AIM OF THE EXERCISE: Select lines where the word "thumbnail" appears.

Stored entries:
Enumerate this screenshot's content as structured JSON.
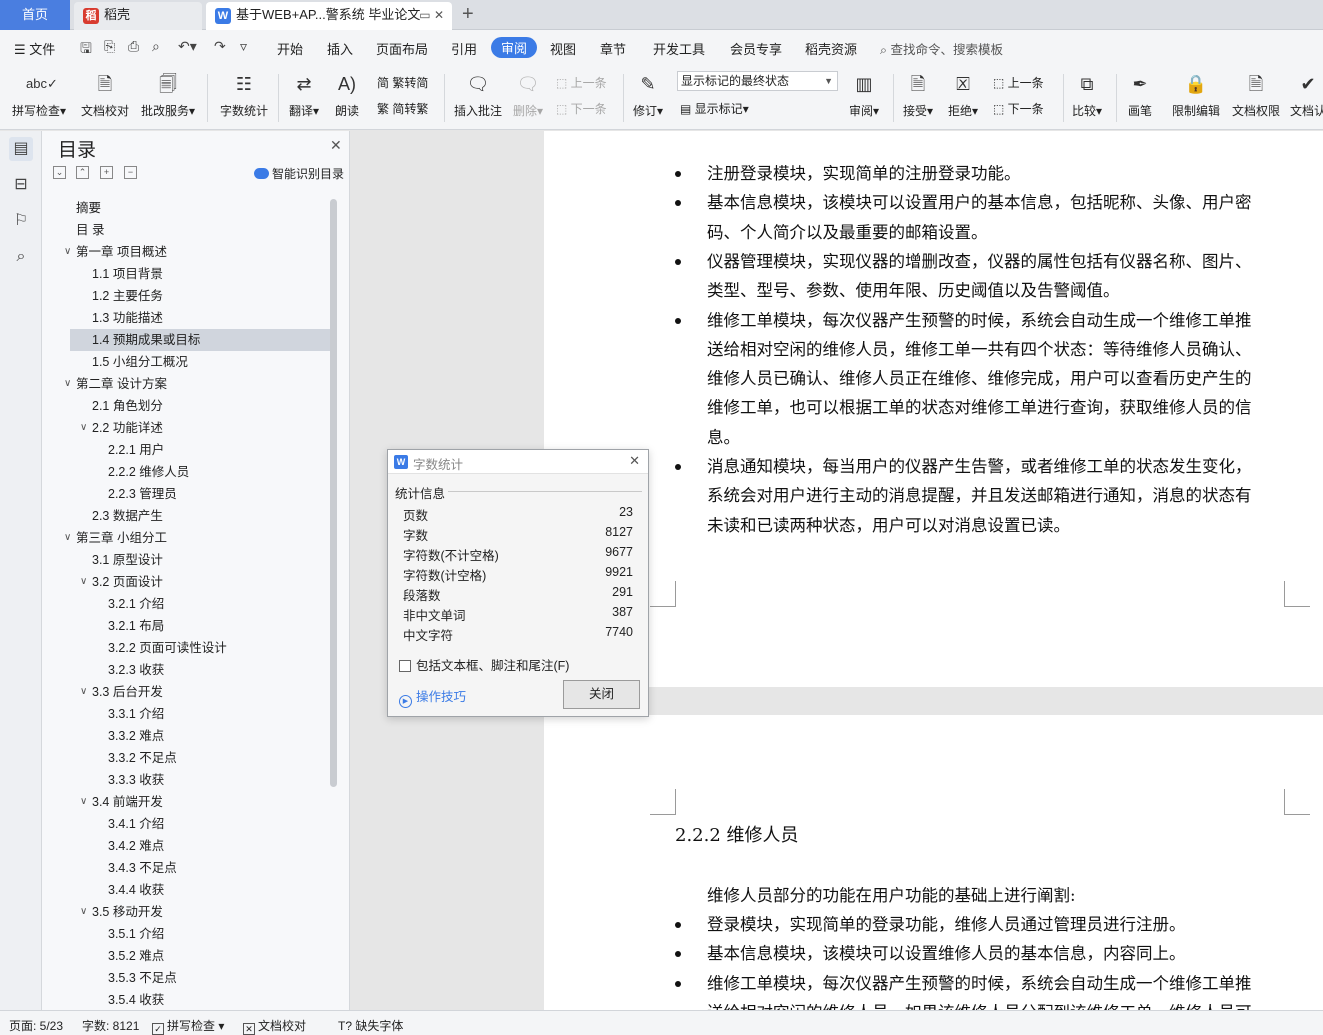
{
  "tabs": {
    "home": "首页",
    "daoke": "稻壳",
    "doc": "基于WEB+AP...警系统 毕业论文"
  },
  "menu": {
    "file": "文件",
    "items": [
      "开始",
      "插入",
      "页面布局",
      "引用",
      "审阅",
      "视图",
      "章节",
      "开发工具",
      "会员专享",
      "稻壳资源"
    ],
    "active": "审阅",
    "search": "查找命令、搜索模板"
  },
  "ribbon": {
    "spell": "拼写检查",
    "doc_check": "文档校对",
    "correct_service": "批改服务",
    "word_count": "字数统计",
    "translate": "翻译",
    "read_aloud": "朗读",
    "trad_to_simp": "繁转简",
    "simp_to_trad": "简转繁",
    "insert_comment": "插入批注",
    "delete": "删除",
    "prev_comment": "上一条",
    "next_comment": "下一条",
    "track": "修订",
    "markup_select": "显示标记的最终状态",
    "show_markup": "显示标记",
    "review": "审阅",
    "accept": "接受",
    "reject": "拒绝",
    "prev_change": "上一条",
    "next_change": "下一条",
    "compare": "比较",
    "pen": "画笔",
    "restrict_edit": "限制编辑",
    "doc_permission": "文档权限",
    "doc_cert": "文档认"
  },
  "toc": {
    "title": "目录",
    "smart": "智能识别目录",
    "items": [
      {
        "text": "摘要",
        "level": 0
      },
      {
        "text": "目 录",
        "level": 0
      },
      {
        "text": "第一章 项目概述",
        "level": 0,
        "expand": true
      },
      {
        "text": "1.1 项目背景",
        "level": 1
      },
      {
        "text": "1.2 主要任务",
        "level": 1
      },
      {
        "text": "1.3 功能描述",
        "level": 1
      },
      {
        "text": "1.4 预期成果或目标",
        "level": 1,
        "selected": true
      },
      {
        "text": "1.5 小组分工概况",
        "level": 1
      },
      {
        "text": "第二章 设计方案",
        "level": 0,
        "expand": true
      },
      {
        "text": "2.1 角色划分",
        "level": 1
      },
      {
        "text": "2.2 功能详述",
        "level": 1,
        "expand": true
      },
      {
        "text": "2.2.1 用户",
        "level": 2
      },
      {
        "text": "2.2.2 维修人员",
        "level": 2
      },
      {
        "text": "2.2.3 管理员",
        "level": 2
      },
      {
        "text": "2.3 数据产生",
        "level": 1
      },
      {
        "text": "第三章 小组分工",
        "level": 0,
        "expand": true
      },
      {
        "text": "3.1 原型设计",
        "level": 1
      },
      {
        "text": "3.2 页面设计",
        "level": 1,
        "expand": true
      },
      {
        "text": "3.2.1 介绍",
        "level": 2
      },
      {
        "text": "3.2.1 布局",
        "level": 2
      },
      {
        "text": "3.2.2 页面可读性设计",
        "level": 2
      },
      {
        "text": "3.2.3 收获",
        "level": 2
      },
      {
        "text": "3.3 后台开发",
        "level": 1,
        "expand": true
      },
      {
        "text": "3.3.1 介绍",
        "level": 2
      },
      {
        "text": "3.3.2 难点",
        "level": 2
      },
      {
        "text": "3.3.2 不足点",
        "level": 2
      },
      {
        "text": "3.3.3 收获",
        "level": 2
      },
      {
        "text": "3.4 前端开发",
        "level": 1,
        "expand": true
      },
      {
        "text": "3.4.1 介绍",
        "level": 2
      },
      {
        "text": "3.4.2 难点",
        "level": 2
      },
      {
        "text": "3.4.3 不足点",
        "level": 2
      },
      {
        "text": "3.4.4 收获",
        "level": 2
      },
      {
        "text": "3.5 移动开发",
        "level": 1,
        "expand": true
      },
      {
        "text": "3.5.1 介绍",
        "level": 2
      },
      {
        "text": "3.5.2 难点",
        "level": 2
      },
      {
        "text": "3.5.3 不足点",
        "level": 2
      },
      {
        "text": "3.5.4 收获",
        "level": 2
      }
    ]
  },
  "doc": {
    "page1_lines": [
      {
        "text": "注册登录模块，实现简单的注册登录功能。",
        "bullet": true
      },
      {
        "text": "基本信息模块，该模块可以设置用户的基本信息，包括昵称、头像、用户密",
        "bullet": true
      },
      {
        "text": "码、个人简介以及最重要的邮箱设置。",
        "bullet": false
      },
      {
        "text": "仪器管理模块，实现仪器的增删改查，仪器的属性包括有仪器名称、图片、",
        "bullet": true
      },
      {
        "text": "类型、型号、参数、使用年限、历史阈值以及告警阈值。",
        "bullet": false
      },
      {
        "text": "维修工单模块，每次仪器产生预警的时候，系统会自动生成一个维修工单推",
        "bullet": true
      },
      {
        "text": "送给相对空闲的维修人员，维修工单一共有四个状态：等待维修人员确认、",
        "bullet": false
      },
      {
        "text": "维修人员已确认、维修人员正在维修、维修完成，用户可以查看历史产生的",
        "bullet": false
      },
      {
        "text": "维修工单，也可以根据工单的状态对维修工单进行查询，获取维修人员的信",
        "bullet": false
      },
      {
        "text": "息。",
        "bullet": false
      },
      {
        "text": "消息通知模块，每当用户的仪器产生告警，或者维修工单的状态发生变化，",
        "bullet": true
      },
      {
        "text": "系统会对用户进行主动的消息提醒，并且发送邮箱进行通知，消息的状态有",
        "bullet": false
      },
      {
        "text": "未读和已读两种状态，用户可以对消息设置已读。",
        "bullet": false
      }
    ],
    "section_heading": "2.2.2  维修人员",
    "intro": "维修人员部分的功能在用户功能的基础上进行阐割:",
    "page2_lines": [
      {
        "text": "登录模块，实现简单的登录功能，维修人员通过管理员进行注册。",
        "bullet": true
      },
      {
        "text": "基本信息模块，该模块可以设置维修人员的基本信息，内容同上。",
        "bullet": true
      },
      {
        "text": "维修工单模块，每次仪器产生预警的时候，系统会自动生成一个维修工单推",
        "bullet": true
      },
      {
        "text": "送给相对空闲的维修人员，如果该维修人员分配到该维修工单，维修人员可",
        "bullet": false
      }
    ]
  },
  "dialog": {
    "title": "字数统计",
    "group": "统计信息",
    "rows": [
      {
        "label": "页数",
        "value": "23"
      },
      {
        "label": "字数",
        "value": "8127"
      },
      {
        "label": "字符数(不计空格)",
        "value": "9677"
      },
      {
        "label": "字符数(计空格)",
        "value": "9921"
      },
      {
        "label": "段落数",
        "value": "291"
      },
      {
        "label": "非中文单词",
        "value": "387"
      },
      {
        "label": "中文字符",
        "value": "7740"
      }
    ],
    "checkbox": "包括文本框、脚注和尾注(F)",
    "tips": "操作技巧",
    "close": "关闭"
  },
  "status": {
    "page": "页面: 5/23",
    "words": "字数: 8121",
    "spell": "拼写检查",
    "doc_check": "文档校对",
    "missing_font": "缺失字体"
  },
  "colors": {
    "accent": "#3b7be6",
    "home_tab": "#4a7ee0"
  }
}
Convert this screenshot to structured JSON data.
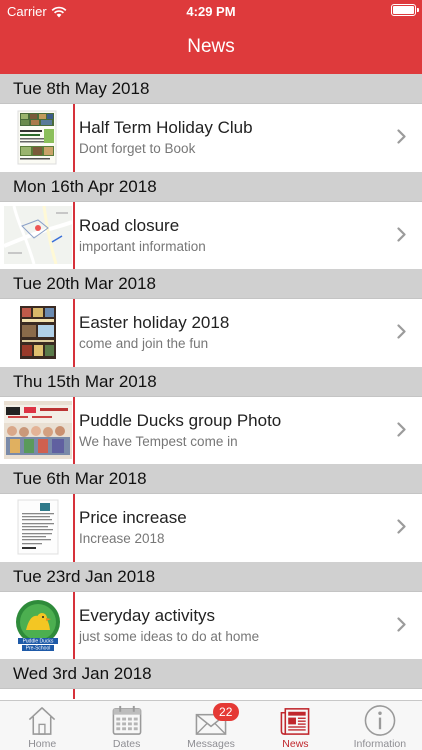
{
  "status_bar": {
    "carrier": "Carrier",
    "time": "4:29 PM"
  },
  "header": {
    "title": "News"
  },
  "sections": [
    {
      "date": "Tue 8th May 2018",
      "item": {
        "title": "Half Term Holiday Club",
        "subtitle": "Dont forget to Book",
        "thumbnail": "holiday-club-flyer"
      }
    },
    {
      "date": "Mon 16th Apr 2018",
      "item": {
        "title": "Road closure",
        "subtitle": "important information",
        "thumbnail": "map"
      }
    },
    {
      "date": "Tue 20th Mar 2018",
      "item": {
        "title": "Easter holiday 2018",
        "subtitle": "come and join the fun",
        "thumbnail": "easter-flyer"
      }
    },
    {
      "date": "Thu 15th Mar 2018",
      "item": {
        "title": "Puddle Ducks group Photo",
        "subtitle": "We have Tempest come in",
        "thumbnail": "group-photo"
      }
    },
    {
      "date": "Tue 6th Mar 2018",
      "item": {
        "title": "Price increase",
        "subtitle": "Increase 2018",
        "thumbnail": "letter"
      }
    },
    {
      "date": "Tue 23rd Jan 2018",
      "item": {
        "title": "Everyday activitys",
        "subtitle": "just some ideas to do at home",
        "thumbnail": "puddle-ducks-logo"
      }
    },
    {
      "date": "Wed 3rd Jan 2018"
    }
  ],
  "logo_text": {
    "top": "Puddle Ducks",
    "bottom": "Pre-School"
  },
  "tabs": [
    {
      "label": "Home",
      "icon": "house-icon"
    },
    {
      "label": "Dates",
      "icon": "calendar-icon"
    },
    {
      "label": "Messages",
      "icon": "envelope-icon",
      "badge": "22"
    },
    {
      "label": "News",
      "icon": "newspaper-icon",
      "active": true
    },
    {
      "label": "Information",
      "icon": "info-icon"
    }
  ],
  "colors": {
    "accent": "#de3a3c",
    "section_bg": "#d0d0d0",
    "divider": "#d6313a",
    "active_tab": "#c0272d"
  }
}
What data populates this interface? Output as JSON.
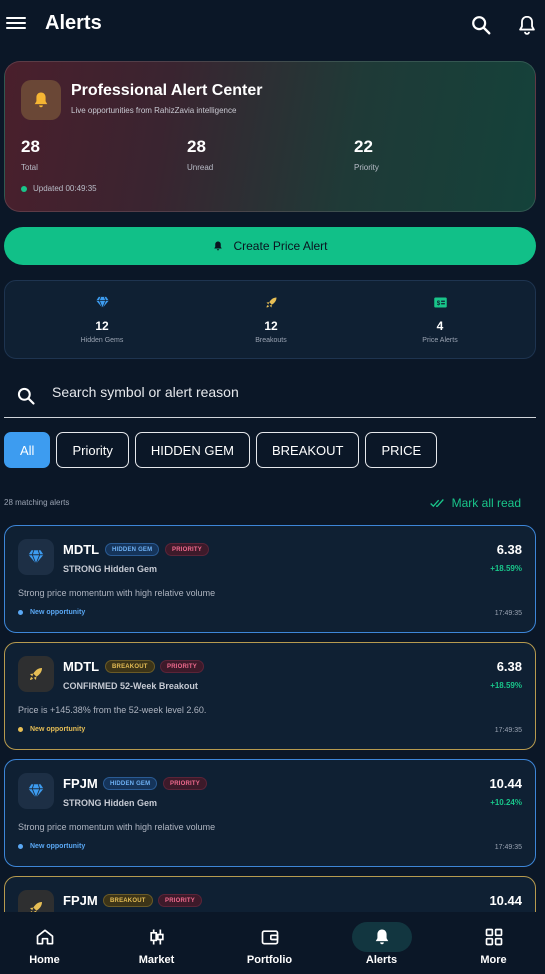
{
  "appbar": {
    "title": "Alerts"
  },
  "hero": {
    "title": "Professional Alert Center",
    "subtitle": "Live opportunities from RahizZavia intelligence",
    "stats": [
      {
        "value": "28",
        "label": "Total"
      },
      {
        "value": "28",
        "label": "Unread"
      },
      {
        "value": "22",
        "label": "Priority"
      }
    ],
    "updated": "Updated 00:49:35"
  },
  "create_button": {
    "label": "Create Price Alert"
  },
  "counts": [
    {
      "value": "12",
      "label": "Hidden Gems",
      "icon": "gem-icon"
    },
    {
      "value": "12",
      "label": "Breakouts",
      "icon": "rocket-icon"
    },
    {
      "value": "4",
      "label": "Price Alerts",
      "icon": "price-tag-icon"
    }
  ],
  "search": {
    "placeholder": "Search symbol or alert reason"
  },
  "filters": [
    "All",
    "Priority",
    "HIDDEN GEM",
    "BREAKOUT",
    "PRICE"
  ],
  "list_header": {
    "matching": "28 matching alerts",
    "mark_all": "Mark all read"
  },
  "alerts": [
    {
      "symbol": "MDTL",
      "type_badge": "HIDDEN GEM",
      "priority_badge": "PRIORITY",
      "title": "STRONG Hidden Gem",
      "price": "6.38",
      "change": "+18.59%",
      "reason": "Strong price momentum with high relative volume",
      "status": "New opportunity",
      "time": "17:49:35",
      "kind": "gem"
    },
    {
      "symbol": "MDTL",
      "type_badge": "BREAKOUT",
      "priority_badge": "PRIORITY",
      "title": "CONFIRMED 52-Week Breakout",
      "price": "6.38",
      "change": "+18.59%",
      "reason": "Price is +145.38% from the 52-week level 2.60.",
      "status": "New opportunity",
      "time": "17:49:35",
      "kind": "breakout"
    },
    {
      "symbol": "FPJM",
      "type_badge": "HIDDEN GEM",
      "priority_badge": "PRIORITY",
      "title": "STRONG Hidden Gem",
      "price": "10.44",
      "change": "+10.24%",
      "reason": "Strong price momentum with high relative volume",
      "status": "New opportunity",
      "time": "17:49:35",
      "kind": "gem"
    },
    {
      "symbol": "FPJM",
      "type_badge": "BREAKOUT",
      "priority_badge": "PRIORITY",
      "title": "",
      "price": "10.44",
      "change": "",
      "reason": "",
      "status": "",
      "time": "",
      "kind": "breakout"
    }
  ],
  "bottom_nav": [
    {
      "label": "Home",
      "icon": "home-icon"
    },
    {
      "label": "Market",
      "icon": "candlestick-icon"
    },
    {
      "label": "Portfolio",
      "icon": "wallet-icon"
    },
    {
      "label": "Alerts",
      "icon": "bell-icon",
      "active": true
    },
    {
      "label": "More",
      "icon": "grid-icon"
    }
  ],
  "colors": {
    "background": "#0b1727",
    "accent_green": "#11c088",
    "accent_blue": "#3d9cf0",
    "priority_pink": "#f06a8e",
    "breakout_gold": "#e6be55"
  }
}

PROBLEM SOLUTION:
        "thumbnail": "holiday-club-flyer"
        "thumbnail": "map"
        "thumbnail": "easter-flyer"
        "thumbnail": "group-photo"
        "thumbnail": "letter"
        "thumbnail": "puddle-ducks-logo"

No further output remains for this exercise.